Quote the parliamentary debate below word for word, from "In some trading" up to and including "letters are also trading schemes.".

**Extract:**
============================================================
I made that point because this measure should have gone through very quickly—on the nod, as we say—because it has had our full co-operation and support. If, as I believe, there is currently an attempt to talk out the Bull Bars (Prohibition) Bill, as there was with disabled rights legislation, the House will be particularly annoyed and the victims of bull bars will vent their anger on Conservative Members. I end my speech with that statement.
§ 11.4 am
§ The Minister for Small Business, Industry and Energy (Mr. Richard Page)I join all my hon. Friends in congratulating my right hon. Friend the Member for r Chelsea (Sir N. Scott) on this legislation. It gives me great pleasure to support the Third Reading of his Bill. I was interested to read his comments in the debate on Second Reading, about promoting a Bill for the first time without the comfort of the Dispatch Box. I know exactly what he means.
1309 Before offering to support the measure, the Government considered long and hard the considerable postbag that we had on the subject, including responses that we received to consultations on proposals to change the legislation controlling pyramid selling and similar trading schemes. It might help the House if I were to set out briefly some of the background.
Trading schemes are widely used by companies that do not employ a sales force. Their sales forces are self-employed individuals earning commission on their sales. There are literally hundreds of thousands of individuals who are members of such trading schemes. Some of them supplement their income by selling consumer goods to their friends and neighbours. That point has been made by my hon. Friends. Those people sell all manner of things: cosmetics, jewellery, gold necklaces, flashy cufflinks, books, toys, household goods and—shock, horror—even sex aids. There is probably hardly a home in the country that has not, at one time or another, bought from a member of a trading scheme.
In some trading schemes, members may also earn commission on sales by other members of the scheme whom they have recruited. In that way, it is possible for some people to earn substantial sums through membership of a scheme.
Franchise schemes in which franchisees acquire the right to use a trade name or design owned by franchisers are also trading schemes. Those franchises include many household names, selling burgers and all types of takeaway meals, and services such as photocopying, drain cleaning, picture framing and printing. At the other end of the spectrum, of course, many chain letters are also trading schemes.
Trading schemes include many reputable organisations that make a significant contribution to Great Britain Ltd.—how great a contribution, it is impossible to say. On one definition, as my hon. Friend the Member for Bury St. Edmunds (Mr. Spring) said, it is several hundred million pounds. On another definition, it could be said that annual sales probably exceed £1 billion. I can say that with some confidence because, in 1994, retail sales of members of the Direct Selling Association were estimated to be £948 million. As the House has already been informed, the Direct Selling Association is the trade association for companies selling consumer goods in the home through independent self-employed sales people.
Members of trading schemes include the smallest of firms. My hon. Friend the Member for Bury St. Edmunds touched on the role of small businesses. As the Minister for Small Firms, Industry and Energy, I am very tempted to launch into a spiel about the importance of small businesses to the country. That would take up time, which I do not wish to do today, but I should underline the point that he made about the importance of small business to the UK.
We do not want to burden those people with unnecessary regulation. On the other hand, we want to ensure that entrepreneurs are not exploited by the promoters of the schemes in which they participate.
============================================================
**Available data:**

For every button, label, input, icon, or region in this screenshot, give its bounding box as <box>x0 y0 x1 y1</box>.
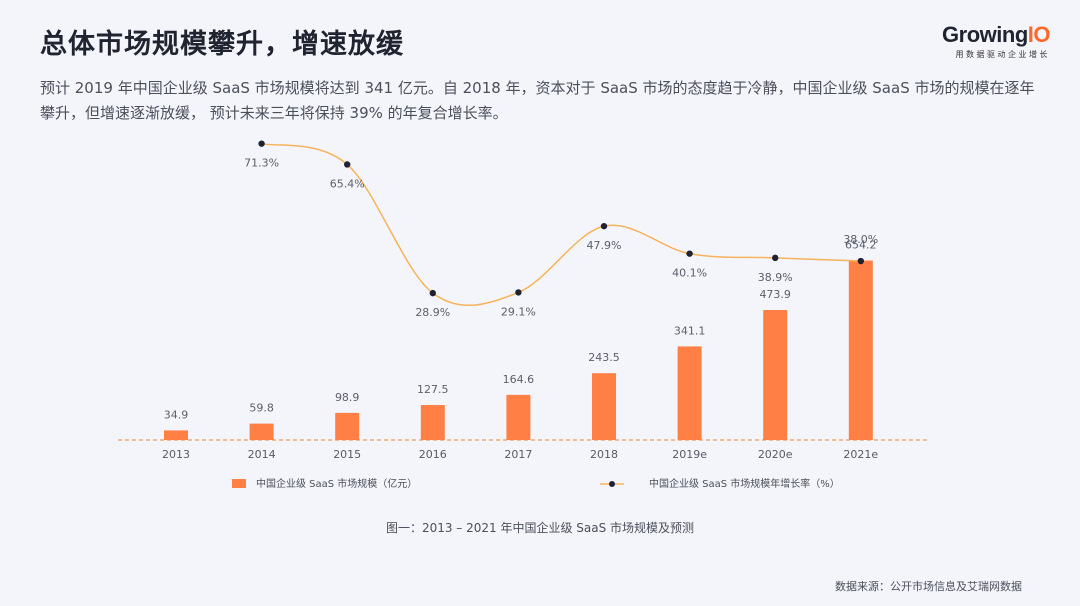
============================================================
**Exercise result:**
In some trading schemes, members may also earn commission on sales by other members of the scheme whom they have recruited. In that way, it is possible for some people to earn substantial sums through membership of a scheme.
Franchise schemes in which franchisees acquire the right to use a trade name or design owned by franchisers are also trading schemes. Those franchises include many household names, selling burgers and all types of takeaway meals, and services such as photocopying, drain cleaning, picture framing and printing. At the other end of the spectrum, of course, many chain letters are also trading schemes.